> **Written request**
Wherever the string "detail" appears in a line, extract that line.

> **Input for this task**
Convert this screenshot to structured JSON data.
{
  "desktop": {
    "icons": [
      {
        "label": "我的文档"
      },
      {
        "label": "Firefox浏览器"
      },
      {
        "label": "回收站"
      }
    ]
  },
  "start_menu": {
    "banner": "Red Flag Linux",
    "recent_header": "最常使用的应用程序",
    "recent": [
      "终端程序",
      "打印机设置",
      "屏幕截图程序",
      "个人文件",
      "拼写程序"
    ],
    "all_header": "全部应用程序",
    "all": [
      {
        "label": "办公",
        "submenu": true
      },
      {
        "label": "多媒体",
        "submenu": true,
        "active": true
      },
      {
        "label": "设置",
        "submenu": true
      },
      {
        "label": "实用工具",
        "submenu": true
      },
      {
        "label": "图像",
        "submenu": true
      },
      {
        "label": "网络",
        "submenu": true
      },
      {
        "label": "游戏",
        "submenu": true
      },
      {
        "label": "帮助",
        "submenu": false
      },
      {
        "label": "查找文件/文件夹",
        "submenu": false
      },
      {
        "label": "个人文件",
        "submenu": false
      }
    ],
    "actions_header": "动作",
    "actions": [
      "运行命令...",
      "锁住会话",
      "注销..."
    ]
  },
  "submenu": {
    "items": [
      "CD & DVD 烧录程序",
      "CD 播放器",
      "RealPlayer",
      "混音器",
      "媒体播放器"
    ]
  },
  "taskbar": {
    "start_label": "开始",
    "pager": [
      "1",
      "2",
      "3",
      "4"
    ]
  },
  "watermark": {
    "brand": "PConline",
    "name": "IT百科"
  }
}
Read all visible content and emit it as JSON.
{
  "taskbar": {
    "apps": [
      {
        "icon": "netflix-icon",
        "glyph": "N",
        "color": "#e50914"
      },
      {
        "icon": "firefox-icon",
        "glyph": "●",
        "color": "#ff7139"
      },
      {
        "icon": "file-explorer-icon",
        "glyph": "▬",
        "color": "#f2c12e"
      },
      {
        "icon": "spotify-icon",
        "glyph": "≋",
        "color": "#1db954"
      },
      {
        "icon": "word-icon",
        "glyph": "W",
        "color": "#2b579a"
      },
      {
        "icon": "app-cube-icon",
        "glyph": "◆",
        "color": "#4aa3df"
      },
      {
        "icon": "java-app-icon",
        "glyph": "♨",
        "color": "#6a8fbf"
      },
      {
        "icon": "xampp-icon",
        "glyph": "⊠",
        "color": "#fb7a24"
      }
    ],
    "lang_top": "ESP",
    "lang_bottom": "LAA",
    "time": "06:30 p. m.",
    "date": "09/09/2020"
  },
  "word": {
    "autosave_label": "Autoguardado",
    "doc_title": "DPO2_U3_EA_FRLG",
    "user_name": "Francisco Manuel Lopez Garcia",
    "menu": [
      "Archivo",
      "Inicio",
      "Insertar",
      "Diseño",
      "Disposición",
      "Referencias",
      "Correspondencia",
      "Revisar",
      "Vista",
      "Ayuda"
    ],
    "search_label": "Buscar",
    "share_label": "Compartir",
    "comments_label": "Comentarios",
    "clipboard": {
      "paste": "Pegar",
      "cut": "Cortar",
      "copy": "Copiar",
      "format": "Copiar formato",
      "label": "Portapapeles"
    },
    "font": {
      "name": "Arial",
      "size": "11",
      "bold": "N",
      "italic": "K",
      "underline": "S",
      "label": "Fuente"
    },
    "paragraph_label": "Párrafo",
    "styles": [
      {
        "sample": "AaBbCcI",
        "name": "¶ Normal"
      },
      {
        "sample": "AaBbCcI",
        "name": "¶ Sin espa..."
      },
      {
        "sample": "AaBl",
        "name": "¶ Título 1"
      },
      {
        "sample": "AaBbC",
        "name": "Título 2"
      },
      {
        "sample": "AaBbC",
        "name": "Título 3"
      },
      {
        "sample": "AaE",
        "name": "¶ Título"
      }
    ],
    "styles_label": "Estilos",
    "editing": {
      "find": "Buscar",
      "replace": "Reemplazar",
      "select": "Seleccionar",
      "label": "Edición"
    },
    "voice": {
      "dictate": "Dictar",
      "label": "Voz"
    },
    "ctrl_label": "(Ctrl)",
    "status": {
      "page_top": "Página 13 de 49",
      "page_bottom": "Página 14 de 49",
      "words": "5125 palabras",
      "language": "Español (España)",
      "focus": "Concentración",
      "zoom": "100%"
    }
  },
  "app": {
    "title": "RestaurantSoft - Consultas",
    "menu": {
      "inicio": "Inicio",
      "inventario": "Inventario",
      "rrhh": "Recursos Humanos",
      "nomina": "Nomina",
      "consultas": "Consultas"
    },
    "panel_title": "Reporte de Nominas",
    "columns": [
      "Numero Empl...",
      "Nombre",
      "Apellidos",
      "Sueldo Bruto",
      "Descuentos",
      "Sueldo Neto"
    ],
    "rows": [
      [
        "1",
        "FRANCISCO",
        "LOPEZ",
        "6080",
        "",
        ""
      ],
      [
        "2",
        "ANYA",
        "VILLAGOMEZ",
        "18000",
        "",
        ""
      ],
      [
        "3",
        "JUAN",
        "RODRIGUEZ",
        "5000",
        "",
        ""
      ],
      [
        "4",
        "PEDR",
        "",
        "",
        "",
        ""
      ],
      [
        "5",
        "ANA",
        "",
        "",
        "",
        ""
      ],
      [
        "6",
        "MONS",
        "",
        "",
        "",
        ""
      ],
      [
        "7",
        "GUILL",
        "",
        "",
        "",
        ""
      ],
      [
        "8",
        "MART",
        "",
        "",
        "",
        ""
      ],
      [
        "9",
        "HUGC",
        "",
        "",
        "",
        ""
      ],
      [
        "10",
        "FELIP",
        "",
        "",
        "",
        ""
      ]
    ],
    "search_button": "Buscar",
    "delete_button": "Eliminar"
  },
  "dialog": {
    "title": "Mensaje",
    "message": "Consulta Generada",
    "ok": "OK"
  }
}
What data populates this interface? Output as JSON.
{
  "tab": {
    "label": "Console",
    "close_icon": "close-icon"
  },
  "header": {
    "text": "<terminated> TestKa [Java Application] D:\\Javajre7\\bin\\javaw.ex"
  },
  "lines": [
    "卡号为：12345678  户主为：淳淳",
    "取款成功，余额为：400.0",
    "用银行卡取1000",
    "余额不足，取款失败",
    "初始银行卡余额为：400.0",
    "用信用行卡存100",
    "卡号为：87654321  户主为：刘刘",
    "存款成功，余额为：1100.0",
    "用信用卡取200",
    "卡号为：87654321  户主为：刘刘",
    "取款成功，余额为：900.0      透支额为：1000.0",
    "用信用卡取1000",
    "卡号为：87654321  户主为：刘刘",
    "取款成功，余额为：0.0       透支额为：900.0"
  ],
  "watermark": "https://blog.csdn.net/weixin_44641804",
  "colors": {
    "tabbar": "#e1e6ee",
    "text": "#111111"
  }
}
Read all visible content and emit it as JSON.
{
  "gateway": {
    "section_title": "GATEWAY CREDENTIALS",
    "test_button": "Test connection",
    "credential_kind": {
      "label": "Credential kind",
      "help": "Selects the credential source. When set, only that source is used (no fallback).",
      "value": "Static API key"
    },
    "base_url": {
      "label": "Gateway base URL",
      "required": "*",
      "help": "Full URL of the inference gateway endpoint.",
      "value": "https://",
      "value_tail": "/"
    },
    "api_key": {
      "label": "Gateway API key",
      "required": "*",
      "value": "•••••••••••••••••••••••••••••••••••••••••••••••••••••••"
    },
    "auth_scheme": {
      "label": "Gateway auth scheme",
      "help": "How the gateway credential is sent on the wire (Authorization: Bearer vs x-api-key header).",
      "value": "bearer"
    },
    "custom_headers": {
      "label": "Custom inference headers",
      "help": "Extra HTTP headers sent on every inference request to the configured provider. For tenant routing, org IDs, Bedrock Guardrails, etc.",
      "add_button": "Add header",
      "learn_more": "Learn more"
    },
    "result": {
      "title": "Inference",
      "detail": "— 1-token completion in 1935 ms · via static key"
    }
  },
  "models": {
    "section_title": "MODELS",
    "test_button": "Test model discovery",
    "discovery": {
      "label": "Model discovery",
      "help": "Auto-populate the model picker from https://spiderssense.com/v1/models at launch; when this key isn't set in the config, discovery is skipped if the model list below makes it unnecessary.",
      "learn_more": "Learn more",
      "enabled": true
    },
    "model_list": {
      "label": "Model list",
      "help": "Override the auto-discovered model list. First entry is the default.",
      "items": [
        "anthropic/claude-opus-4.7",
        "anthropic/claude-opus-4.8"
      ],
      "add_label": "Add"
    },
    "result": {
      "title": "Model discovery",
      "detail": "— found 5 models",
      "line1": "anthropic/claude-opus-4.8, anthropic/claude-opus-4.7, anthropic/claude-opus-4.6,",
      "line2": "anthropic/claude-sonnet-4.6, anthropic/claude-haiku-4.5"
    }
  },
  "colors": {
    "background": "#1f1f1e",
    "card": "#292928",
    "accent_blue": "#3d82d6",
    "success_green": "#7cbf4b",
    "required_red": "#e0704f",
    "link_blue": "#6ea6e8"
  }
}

> **Response**
      "detail": "— 1-token completion in 1935 ms · via static key"
      "detail": "— found 5 models",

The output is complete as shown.